(OBJECTIVE)
Output every record word for word.

(EXTRACTED MATERIAL)
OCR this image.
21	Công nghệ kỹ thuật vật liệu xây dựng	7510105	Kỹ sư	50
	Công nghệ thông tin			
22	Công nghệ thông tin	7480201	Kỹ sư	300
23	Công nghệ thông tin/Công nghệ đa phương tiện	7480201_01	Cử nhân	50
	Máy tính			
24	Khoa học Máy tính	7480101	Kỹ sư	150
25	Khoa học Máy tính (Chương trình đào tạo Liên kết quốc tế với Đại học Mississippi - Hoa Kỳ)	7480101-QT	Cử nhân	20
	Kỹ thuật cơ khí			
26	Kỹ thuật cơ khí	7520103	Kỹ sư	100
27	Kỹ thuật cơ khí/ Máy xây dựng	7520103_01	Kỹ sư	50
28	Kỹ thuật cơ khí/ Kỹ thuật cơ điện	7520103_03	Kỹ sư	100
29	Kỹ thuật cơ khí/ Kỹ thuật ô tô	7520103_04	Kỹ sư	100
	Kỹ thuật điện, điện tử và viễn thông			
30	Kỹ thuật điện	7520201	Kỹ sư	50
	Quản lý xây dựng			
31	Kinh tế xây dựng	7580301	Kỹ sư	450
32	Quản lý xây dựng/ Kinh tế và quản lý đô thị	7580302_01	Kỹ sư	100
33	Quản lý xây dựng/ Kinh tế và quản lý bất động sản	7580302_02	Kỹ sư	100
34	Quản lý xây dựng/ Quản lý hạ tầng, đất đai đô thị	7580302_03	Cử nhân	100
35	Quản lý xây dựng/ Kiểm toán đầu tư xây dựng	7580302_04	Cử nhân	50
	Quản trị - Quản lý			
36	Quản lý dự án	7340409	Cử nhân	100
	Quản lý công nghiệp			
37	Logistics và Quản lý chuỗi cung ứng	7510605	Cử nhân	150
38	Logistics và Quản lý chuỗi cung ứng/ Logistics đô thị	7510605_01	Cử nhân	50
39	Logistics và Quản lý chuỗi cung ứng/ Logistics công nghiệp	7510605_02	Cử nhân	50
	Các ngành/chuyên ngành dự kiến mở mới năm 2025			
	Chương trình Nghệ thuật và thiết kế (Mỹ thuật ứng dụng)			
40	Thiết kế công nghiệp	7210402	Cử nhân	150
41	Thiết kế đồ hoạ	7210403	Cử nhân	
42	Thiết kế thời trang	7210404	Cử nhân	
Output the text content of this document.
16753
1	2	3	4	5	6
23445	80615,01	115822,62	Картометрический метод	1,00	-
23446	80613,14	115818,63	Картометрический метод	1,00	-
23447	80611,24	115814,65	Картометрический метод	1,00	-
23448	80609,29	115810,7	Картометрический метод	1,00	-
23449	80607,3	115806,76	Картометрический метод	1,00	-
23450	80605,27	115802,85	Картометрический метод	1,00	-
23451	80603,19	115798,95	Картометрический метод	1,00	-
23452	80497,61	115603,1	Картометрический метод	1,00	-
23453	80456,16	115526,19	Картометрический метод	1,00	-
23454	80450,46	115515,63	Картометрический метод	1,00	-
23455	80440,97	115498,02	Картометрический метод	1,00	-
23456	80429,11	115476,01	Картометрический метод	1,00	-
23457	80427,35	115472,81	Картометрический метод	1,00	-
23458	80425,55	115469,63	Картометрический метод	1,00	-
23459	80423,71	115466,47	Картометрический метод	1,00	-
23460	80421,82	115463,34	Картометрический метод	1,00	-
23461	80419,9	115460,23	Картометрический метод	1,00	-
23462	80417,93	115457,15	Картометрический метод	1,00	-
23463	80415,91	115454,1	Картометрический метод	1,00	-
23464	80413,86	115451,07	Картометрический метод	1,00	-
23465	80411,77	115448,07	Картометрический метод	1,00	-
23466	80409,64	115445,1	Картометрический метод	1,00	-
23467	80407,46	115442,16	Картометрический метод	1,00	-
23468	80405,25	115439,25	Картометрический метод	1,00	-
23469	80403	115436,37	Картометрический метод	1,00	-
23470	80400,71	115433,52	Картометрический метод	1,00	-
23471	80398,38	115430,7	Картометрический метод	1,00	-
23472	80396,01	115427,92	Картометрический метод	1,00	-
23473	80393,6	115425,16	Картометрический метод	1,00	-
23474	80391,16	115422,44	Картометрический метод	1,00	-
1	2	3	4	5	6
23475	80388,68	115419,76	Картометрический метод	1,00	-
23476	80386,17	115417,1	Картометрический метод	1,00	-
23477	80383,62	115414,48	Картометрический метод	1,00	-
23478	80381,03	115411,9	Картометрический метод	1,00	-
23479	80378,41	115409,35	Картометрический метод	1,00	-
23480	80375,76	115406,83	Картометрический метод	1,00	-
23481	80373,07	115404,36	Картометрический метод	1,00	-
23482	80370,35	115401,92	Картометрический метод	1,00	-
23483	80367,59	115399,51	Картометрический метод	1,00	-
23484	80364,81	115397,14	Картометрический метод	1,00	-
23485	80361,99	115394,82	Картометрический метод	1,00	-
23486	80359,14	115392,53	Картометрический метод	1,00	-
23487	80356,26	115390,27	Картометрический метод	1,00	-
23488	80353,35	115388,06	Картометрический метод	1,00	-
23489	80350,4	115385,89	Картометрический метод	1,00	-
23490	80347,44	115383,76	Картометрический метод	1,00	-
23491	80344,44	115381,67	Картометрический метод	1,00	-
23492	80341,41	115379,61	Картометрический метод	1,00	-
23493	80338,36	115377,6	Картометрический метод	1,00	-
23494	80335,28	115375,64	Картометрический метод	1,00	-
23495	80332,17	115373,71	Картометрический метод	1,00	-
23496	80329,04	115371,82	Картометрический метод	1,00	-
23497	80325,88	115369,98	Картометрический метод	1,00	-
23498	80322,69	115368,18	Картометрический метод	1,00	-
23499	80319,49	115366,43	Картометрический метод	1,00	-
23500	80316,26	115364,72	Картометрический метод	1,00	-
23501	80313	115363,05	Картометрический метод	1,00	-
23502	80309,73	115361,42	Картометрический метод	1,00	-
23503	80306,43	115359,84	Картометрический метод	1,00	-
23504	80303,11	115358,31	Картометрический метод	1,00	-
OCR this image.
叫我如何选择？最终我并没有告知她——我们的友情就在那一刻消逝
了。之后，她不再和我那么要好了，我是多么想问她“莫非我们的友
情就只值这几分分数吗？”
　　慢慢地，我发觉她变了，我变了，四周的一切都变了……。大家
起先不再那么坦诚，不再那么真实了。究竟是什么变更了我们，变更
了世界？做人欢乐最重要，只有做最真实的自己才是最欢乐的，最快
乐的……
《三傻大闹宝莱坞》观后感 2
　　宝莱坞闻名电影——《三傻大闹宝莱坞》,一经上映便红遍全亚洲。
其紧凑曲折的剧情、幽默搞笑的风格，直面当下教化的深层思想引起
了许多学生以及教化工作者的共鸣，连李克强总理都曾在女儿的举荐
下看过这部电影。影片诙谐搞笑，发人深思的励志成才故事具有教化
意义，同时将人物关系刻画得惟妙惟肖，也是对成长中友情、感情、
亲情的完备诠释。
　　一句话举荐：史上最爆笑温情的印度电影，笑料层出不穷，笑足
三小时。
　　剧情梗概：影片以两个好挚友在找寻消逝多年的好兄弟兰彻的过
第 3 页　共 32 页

(CORRECT ANSWER)
OCR this image.
21	Công nghệ kỹ thuật vật liệu xây dựng	7510105	Kỹ sư	50
	Công nghệ thông tin			
22	Công nghệ thông tin	7480201	Kỹ sư	300
23	Công nghệ thông tin/Công nghệ đa phương tiện	7480201_01	Cử nhân	50
	Máy tính			
24	Khoa học Máy tính	7480101	Kỹ sư	150
25	Khoa học Máy tính (Chương trình đào tạo Liên kết quốc tế với Đại học Mississippi - Hoa Kỳ)	7480101-QT	Cử nhân	20
	Kỹ thuật cơ khí			
26	Kỹ thuật cơ khí	7520103	Kỹ sư	100
27	Kỹ thuật cơ khí/ Máy xây dựng	7520103_01	Kỹ sư	50
28	Kỹ thuật cơ khí/ Kỹ thuật cơ điện	7520103_03	Kỹ sư	100
29	Kỹ thuật cơ khí/ Kỹ thuật ô tô	7520103_04	Kỹ sư	100
	Kỹ thuật điện, điện tử và viễn thông			
30	Kỹ thuật điện	7520201	Kỹ sư	50
	Quản lý xây dựng			
31	Kinh tế xây dựng	7580301	Kỹ sư	450
32	Quản lý xây dựng/ Kinh tế và quản lý đô thị	7580302_01	Kỹ sư	100
33	Quản lý xây dựng/ Kinh tế và quản lý bất động sản	7580302_02	Kỹ sư	100
34	Quản lý xây dựng/ Quản lý hạ tầng, đất đai đô thị	7580302_03	Cử nhân	100
35	Quản lý xây dựng/ Kiểm toán đầu tư xây dựng	7580302_04	Cử nhân	50
	Quản trị - Quản lý			
36	Quản lý dự án	7340409	Cử nhân	100
	Quản lý công nghiệp			
37	Logistics và Quản lý chuỗi cung ứng	7510605	Cử nhân	150
38	Logistics và Quản lý chuỗi cung ứng/ Logistics đô thị	7510605_01	Cử nhân	50
39	Logistics và Quản lý chuỗi cung ứng/ Logistics công nghiệp	7510605_02	Cử nhân	50
	Các ngành/chuyên ngành dự kiến mở mới năm 2025			
	Chương trình Nghệ thuật và thiết kế (Mỹ thuật ứng dụng)			
40	Thiết kế công nghiệp	7210402	Cử nhân	150
41	Thiết kế đồ hoạ	7210403	Cử nhân	
42	Thiết kế thời trang	7210404	Cử nhân	
Output the text content of this document.
16753
1	2	3	4	5	6
23445	80615,01	115822,62	Картометрический метод	1,00	-
23446	80613,14	115818,63	Картометрический метод	1,00	-
23447	80611,24	115814,65	Картометрический метод	1,00	-
23448	80609,29	115810,7	Картометрический метод	1,00	-
23449	80607,3	115806,76	Картометрический метод	1,00	-
23450	80605,27	115802,85	Картометрический метод	1,00	-
23451	80603,19	115798,95	Картометрический метод	1,00	-
23452	80497,61	115603,1	Картометрический метод	1,00	-
23453	80456,16	115526,19	Картометрический метод	1,00	-
23454	80450,46	115515,63	Картометрический метод	1,00	-
23455	80440,97	115498,02	Картометрический метод	1,00	-
23456	80429,11	115476,01	Картометрический метод	1,00	-
23457	80427,35	115472,81	Картометрический метод	1,00	-
23458	80425,55	115469,63	Картометрический метод	1,00	-
23459	80423,71	115466,47	Картометрический метод	1,00	-
23460	80421,82	115463,34	Картометрический метод	1,00	-
23461	80419,9	115460,23	Картометрический метод	1,00	-
23462	80417,93	115457,15	Картометрический метод	1,00	-
23463	80415,91	115454,1	Картометрический метод	1,00	-
23464	80413,86	115451,07	Картометрический метод	1,00	-
23465	80411,77	115448,07	Картометрический метод	1,00	-
23466	80409,64	115445,1	Картометрический метод	1,00	-
23467	80407,46	115442,16	Картометрический метод	1,00	-
23468	80405,25	115439,25	Картометрический метод	1,00	-
23469	80403	115436,37	Картометрический метод	1,00	-
23470	80400,71	115433,52	Картометрический метод	1,00	-
23471	80398,38	115430,7	Картометрический метод	1,00	-
23472	80396,01	115427,92	Картометрический метод	1,00	-
23473	80393,6	115425,16	Картометрический метод	1,00	-
23474	80391,16	115422,44	Картометрический метод	1,00	-
1	2	3	4	5	6
23475	80388,68	115419,76	Картометрический метод	1,00	-
23476	80386,17	115417,1	Картометрический метод	1,00	-
23477	80383,62	115414,48	Картометрический метод	1,00	-
23478	80381,03	115411,9	Картометрический метод	1,00	-
23479	80378,41	115409,35	Картометрический метод	1,00	-
23480	80375,76	115406,83	Картометрический метод	1,00	-
23481	80373,07	115404,36	Картометрический метод	1,00	-
23482	80370,35	115401,92	Картометрический метод	1,00	-
23483	80367,59	115399,51	Картометрический метод	1,00	-
23484	80364,81	115397,14	Картометрический метод	1,00	-
23485	80361,99	115394,82	Картометрический метод	1,00	-
23486	80359,14	115392,53	Картометрический метод	1,00	-
23487	80356,26	115390,27	Картометрический метод	1,00	-
23488	80353,35	115388,06	Картометрический метод	1,00	-
23489	80350,4	115385,89	Картометрический метод	1,00	-
23490	80347,44	115383,76	Картометрический метод	1,00	-
23491	80344,44	115381,67	Картометрический метод	1,00	-
23492	80341,41	115379,61	Картометрический метод	1,00	-
23493	80338,36	115377,6	Картометрический метод	1,00	-
23494	80335,28	115375,64	Картометрический метод	1,00	-
23495	80332,17	115373,71	Картометрический метод	1,00	-
23496	80329,04	115371,82	Картометрический метод	1,00	-
23497	80325,88	115369,98	Картометрический метод	1,00	-
23498	80322,69	115368,18	Картометрический метод	1,00	-
23499	80319,49	115366,43	Картометрический метод	1,00	-
23500	80316,26	115364,72	Картометрический метод	1,00	-
23501	80313	115363,05	Картометрический метод	1,00	-
23502	80309,73	115361,42	Картометрический метод	1,00	-
23503	80306,43	115359,84	Картометрический метод	1,00	-
23504	80303,11	115358,31	Картометрический метод	1,00	-
OCR this image.
叫我如何选择？最终我并没有告知她——我们的友情就在那一刻消逝
了。之后，她不再和我那么要好了，我是多么想问她“莫非我们的友
情就只值这几分分数吗？”
　　慢慢地，我发觉她变了，我变了，四周的一切都变了……。大家
起先不再那么坦诚，不再那么真实了。究竟是什么变更了我们，变更
了世界？做人欢乐最重要，只有做最真实的自己才是最欢乐的，最快
乐的……
《三傻大闹宝莱坞》观后感 2
　　宝莱坞闻名电影——《三傻大闹宝莱坞》,一经上映便红遍全亚洲。
其紧凑曲折的剧情、幽默搞笑的风格，直面当下教化的深层思想引起
了许多学生以及教化工作者的共鸣，连李克强总理都曾在女儿的举荐
下看过这部电影。影片诙谐搞笑，发人深思的励志成才故事具有教化
意义，同时将人物关系刻画得惟妙惟肖，也是对成长中友情、感情、
亲情的完备诠释。
　　一句话举荐：史上最爆笑温情的印度电影，笑料层出不穷，笑足
三小时。
　　剧情梗概：影片以两个好挚友在找寻消逝多年的好兄弟兰彻的过
第 3 页　共 32 页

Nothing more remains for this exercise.